__SHORT EXERCISE__. Render the rows from the first line through the line containing "folder-name: PDFfiles bbox=[221, 1134, 380, 1182]" as a JSON list of strings, one string per line and no entries for blank lines.

__DATA ENTRIES__.

** start **

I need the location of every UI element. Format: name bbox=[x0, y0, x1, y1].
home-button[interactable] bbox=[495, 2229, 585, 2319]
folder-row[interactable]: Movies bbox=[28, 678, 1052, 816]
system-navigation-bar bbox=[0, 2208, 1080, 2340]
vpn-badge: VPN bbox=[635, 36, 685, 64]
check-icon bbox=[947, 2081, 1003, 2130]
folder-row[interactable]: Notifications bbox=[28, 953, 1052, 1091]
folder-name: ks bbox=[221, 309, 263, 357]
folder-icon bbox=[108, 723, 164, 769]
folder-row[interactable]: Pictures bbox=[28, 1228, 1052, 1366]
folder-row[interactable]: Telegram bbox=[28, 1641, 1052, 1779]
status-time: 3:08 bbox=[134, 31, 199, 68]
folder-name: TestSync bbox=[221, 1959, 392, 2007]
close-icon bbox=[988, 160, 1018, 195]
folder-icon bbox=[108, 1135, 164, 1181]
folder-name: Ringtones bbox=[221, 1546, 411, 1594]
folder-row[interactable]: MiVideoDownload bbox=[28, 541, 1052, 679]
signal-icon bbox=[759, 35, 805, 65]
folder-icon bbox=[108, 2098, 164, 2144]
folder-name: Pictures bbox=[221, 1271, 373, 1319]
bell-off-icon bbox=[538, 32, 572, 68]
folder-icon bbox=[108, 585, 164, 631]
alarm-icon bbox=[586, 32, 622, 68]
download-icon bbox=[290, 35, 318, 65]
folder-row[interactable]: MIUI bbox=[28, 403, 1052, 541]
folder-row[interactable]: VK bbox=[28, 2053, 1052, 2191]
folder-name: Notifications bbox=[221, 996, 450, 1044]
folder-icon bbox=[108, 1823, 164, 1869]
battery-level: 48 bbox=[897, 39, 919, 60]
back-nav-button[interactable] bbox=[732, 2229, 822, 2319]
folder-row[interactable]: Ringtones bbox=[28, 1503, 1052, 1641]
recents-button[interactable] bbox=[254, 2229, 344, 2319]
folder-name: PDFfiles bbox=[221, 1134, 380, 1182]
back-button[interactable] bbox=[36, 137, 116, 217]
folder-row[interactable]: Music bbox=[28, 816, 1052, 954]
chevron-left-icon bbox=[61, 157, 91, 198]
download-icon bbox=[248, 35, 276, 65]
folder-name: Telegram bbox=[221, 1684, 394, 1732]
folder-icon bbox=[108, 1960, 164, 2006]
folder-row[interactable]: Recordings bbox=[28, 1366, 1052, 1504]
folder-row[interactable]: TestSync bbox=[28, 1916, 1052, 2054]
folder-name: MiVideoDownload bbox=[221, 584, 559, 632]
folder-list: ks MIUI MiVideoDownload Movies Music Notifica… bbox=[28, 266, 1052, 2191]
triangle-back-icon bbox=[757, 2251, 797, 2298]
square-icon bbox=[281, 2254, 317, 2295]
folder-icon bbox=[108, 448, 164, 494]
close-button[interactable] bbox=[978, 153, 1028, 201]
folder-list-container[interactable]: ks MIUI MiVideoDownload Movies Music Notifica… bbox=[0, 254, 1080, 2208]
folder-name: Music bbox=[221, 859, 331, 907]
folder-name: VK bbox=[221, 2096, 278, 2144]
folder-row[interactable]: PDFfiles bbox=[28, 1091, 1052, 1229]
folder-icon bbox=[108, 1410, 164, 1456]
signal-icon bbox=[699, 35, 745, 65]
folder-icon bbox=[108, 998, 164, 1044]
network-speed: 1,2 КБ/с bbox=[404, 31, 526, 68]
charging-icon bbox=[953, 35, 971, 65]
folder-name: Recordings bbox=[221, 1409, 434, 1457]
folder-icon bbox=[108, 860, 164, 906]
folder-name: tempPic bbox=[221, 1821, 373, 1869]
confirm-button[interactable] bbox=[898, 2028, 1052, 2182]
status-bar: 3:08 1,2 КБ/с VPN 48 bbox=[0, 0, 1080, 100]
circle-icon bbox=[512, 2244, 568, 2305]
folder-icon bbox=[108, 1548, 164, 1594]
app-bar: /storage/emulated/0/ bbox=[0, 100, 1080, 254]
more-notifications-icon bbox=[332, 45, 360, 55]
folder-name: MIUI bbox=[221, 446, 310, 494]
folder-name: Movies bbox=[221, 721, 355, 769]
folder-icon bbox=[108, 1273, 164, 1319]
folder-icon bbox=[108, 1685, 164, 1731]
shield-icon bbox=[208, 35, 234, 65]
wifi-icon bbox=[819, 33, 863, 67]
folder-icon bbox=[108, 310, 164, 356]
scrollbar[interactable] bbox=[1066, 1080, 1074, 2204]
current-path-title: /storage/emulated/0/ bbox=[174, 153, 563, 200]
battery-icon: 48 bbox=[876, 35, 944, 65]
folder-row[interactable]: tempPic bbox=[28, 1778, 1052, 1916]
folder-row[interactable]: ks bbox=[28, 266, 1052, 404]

** end **

__PROBLEM SOLUTION__.
[
  "I need the location of every UI element. Format: name bbox=[x0, y0, x1, y1].",
  "home-button[interactable] bbox=[495, 2229, 585, 2319]",
  "folder-row[interactable]: Movies bbox=[28, 678, 1052, 816]",
  "system-navigation-bar bbox=[0, 2208, 1080, 2340]",
  "vpn-badge: VPN bbox=[635, 36, 685, 64]",
  "check-icon bbox=[947, 2081, 1003, 2130]",
  "folder-row[interactable]: Notifications bbox=[28, 953, 1052, 1091]",
  "folder-name: ks bbox=[221, 309, 263, 357]",
  "folder-icon bbox=[108, 723, 164, 769]",
  "folder-row[interactable]: Pictures bbox=[28, 1228, 1052, 1366]",
  "folder-row[interactable]: Telegram bbox=[28, 1641, 1052, 1779]",
  "status-time: 3:08 bbox=[134, 31, 199, 68]",
  "folder-name: TestSync bbox=[221, 1959, 392, 2007]",
  "close-icon bbox=[988, 160, 1018, 195]",
  "folder-icon bbox=[108, 1135, 164, 1181]",
  "folder-name: Ringtones bbox=[221, 1546, 411, 1594]",
  "folder-row[interactable]: MiVideoDownload bbox=[28, 541, 1052, 679]",
  "signal-icon bbox=[759, 35, 805, 65]",
  "folder-icon bbox=[108, 2098, 164, 2144]",
  "folder-name: Pictures bbox=[221, 1271, 373, 1319]",
  "bell-off-icon bbox=[538, 32, 572, 68]",
  "folder-icon bbox=[108, 585, 164, 631]",
  "alarm-icon bbox=[586, 32, 622, 68]",
  "download-icon bbox=[290, 35, 318, 65]",
  "folder-row[interactable]: MIUI bbox=[28, 403, 1052, 541]",
  "folder-row[interactable]: VK bbox=[28, 2053, 1052, 2191]",
  "folder-name: Notifications bbox=[221, 996, 450, 1044]",
  "folder-icon bbox=[108, 1823, 164, 1869]",
  "battery-level: 48 bbox=[897, 39, 919, 60]",
  "back-nav-button[interactable] bbox=[732, 2229, 822, 2319]",
  "folder-row[interactable]: Ringtones bbox=[28, 1503, 1052, 1641]",
  "recents-button[interactable] bbox=[254, 2229, 344, 2319]",
  "folder-name: PDFfiles bbox=[221, 1134, 380, 1182]"
]